Task statement: Skip the pictures. Repeat everything else in the records word for word.

(Stored items from a collection)
────────
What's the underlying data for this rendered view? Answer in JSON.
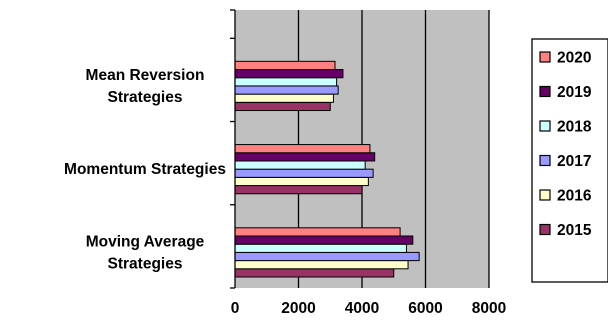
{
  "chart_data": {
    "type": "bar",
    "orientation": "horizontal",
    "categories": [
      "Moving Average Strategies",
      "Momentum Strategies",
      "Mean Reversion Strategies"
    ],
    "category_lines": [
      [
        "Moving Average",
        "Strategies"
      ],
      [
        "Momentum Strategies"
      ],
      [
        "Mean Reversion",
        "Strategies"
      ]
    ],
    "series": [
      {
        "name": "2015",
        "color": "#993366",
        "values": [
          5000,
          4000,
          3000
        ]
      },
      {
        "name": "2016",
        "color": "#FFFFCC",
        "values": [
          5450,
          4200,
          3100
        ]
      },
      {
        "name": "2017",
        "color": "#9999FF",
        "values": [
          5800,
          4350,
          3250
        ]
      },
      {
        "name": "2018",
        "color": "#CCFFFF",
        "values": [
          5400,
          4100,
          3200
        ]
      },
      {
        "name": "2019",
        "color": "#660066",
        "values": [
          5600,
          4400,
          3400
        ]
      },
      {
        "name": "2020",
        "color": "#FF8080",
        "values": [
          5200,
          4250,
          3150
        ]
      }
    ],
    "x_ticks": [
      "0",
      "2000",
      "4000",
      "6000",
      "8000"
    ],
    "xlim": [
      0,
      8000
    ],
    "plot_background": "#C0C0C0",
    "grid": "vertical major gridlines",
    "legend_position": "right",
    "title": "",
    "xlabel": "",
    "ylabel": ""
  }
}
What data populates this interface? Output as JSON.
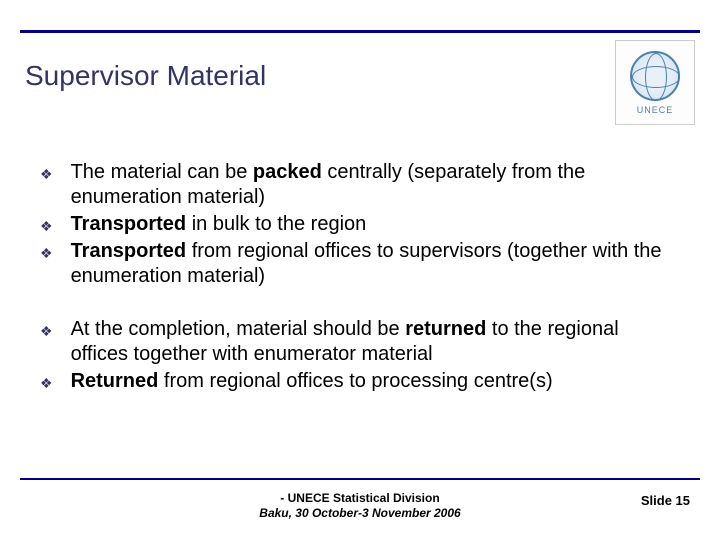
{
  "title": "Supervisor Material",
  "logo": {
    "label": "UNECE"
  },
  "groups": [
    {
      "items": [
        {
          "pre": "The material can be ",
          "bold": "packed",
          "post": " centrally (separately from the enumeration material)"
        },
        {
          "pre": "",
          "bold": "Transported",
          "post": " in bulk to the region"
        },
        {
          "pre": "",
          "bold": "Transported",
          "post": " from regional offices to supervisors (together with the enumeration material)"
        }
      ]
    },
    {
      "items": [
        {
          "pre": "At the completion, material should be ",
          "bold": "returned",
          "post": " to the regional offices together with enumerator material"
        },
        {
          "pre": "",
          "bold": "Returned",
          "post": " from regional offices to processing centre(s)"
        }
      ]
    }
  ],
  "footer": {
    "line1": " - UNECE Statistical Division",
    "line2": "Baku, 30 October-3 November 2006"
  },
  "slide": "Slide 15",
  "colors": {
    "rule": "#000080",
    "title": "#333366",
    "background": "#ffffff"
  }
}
────────
The completed task:
What's the underlying data for this rendered view? Answer in JSON.
{
  "chart_data": {
    "type": "bar",
    "orientation": "horizontal",
    "categories": [
      "Moving Average Strategies",
      "Momentum Strategies",
      "Mean Reversion Strategies"
    ],
    "category_lines": [
      [
        "Moving Average",
        "Strategies"
      ],
      [
        "Momentum Strategies"
      ],
      [
        "Mean Reversion",
        "Strategies"
      ]
    ],
    "series": [
      {
        "name": "2015",
        "color": "#993366",
        "values": [
          5000,
          4000,
          3000
        ]
      },
      {
        "name": "2016",
        "color": "#FFFFCC",
        "values": [
          5450,
          4200,
          3100
        ]
      },
      {
        "name": "2017",
        "color": "#9999FF",
        "values": [
          5800,
          4350,
          3250
        ]
      },
      {
        "name": "2018",
        "color": "#CCFFFF",
        "values": [
          5400,
          4100,
          3200
        ]
      },
      {
        "name": "2019",
        "color": "#660066",
        "values": [
          5600,
          4400,
          3400
        ]
      },
      {
        "name": "2020",
        "color": "#FF8080",
        "values": [
          5200,
          4250,
          3150
        ]
      }
    ],
    "x_ticks": [
      "0",
      "2000",
      "4000",
      "6000",
      "8000"
    ],
    "xlim": [
      0,
      8000
    ],
    "plot_background": "#C0C0C0",
    "grid": "vertical major gridlines",
    "legend_position": "right",
    "title": "",
    "xlabel": "",
    "ylabel": ""
  }
}
What data populates this interface? Output as JSON.
{
  "title": "Supervisor Material",
  "logo": {
    "label": "UNECE"
  },
  "groups": [
    {
      "items": [
        {
          "pre": "The material can be ",
          "bold": "packed",
          "post": " centrally (separately from the enumeration material)"
        },
        {
          "pre": "",
          "bold": "Transported",
          "post": " in bulk to the region"
        },
        {
          "pre": "",
          "bold": "Transported",
          "post": " from regional offices to supervisors (together with the enumeration material)"
        }
      ]
    },
    {
      "items": [
        {
          "pre": "At the completion, material should be ",
          "bold": "returned",
          "post": " to the regional offices together with enumerator material"
        },
        {
          "pre": "",
          "bold": "Returned",
          "post": " from regional offices to processing centre(s)"
        }
      ]
    }
  ],
  "footer": {
    "line1": " - UNECE Statistical Division",
    "line2": "Baku, 30 October-3 November 2006"
  },
  "slide": "Slide 15",
  "colors": {
    "rule": "#000080",
    "title": "#333366",
    "background": "#ffffff"
  }
}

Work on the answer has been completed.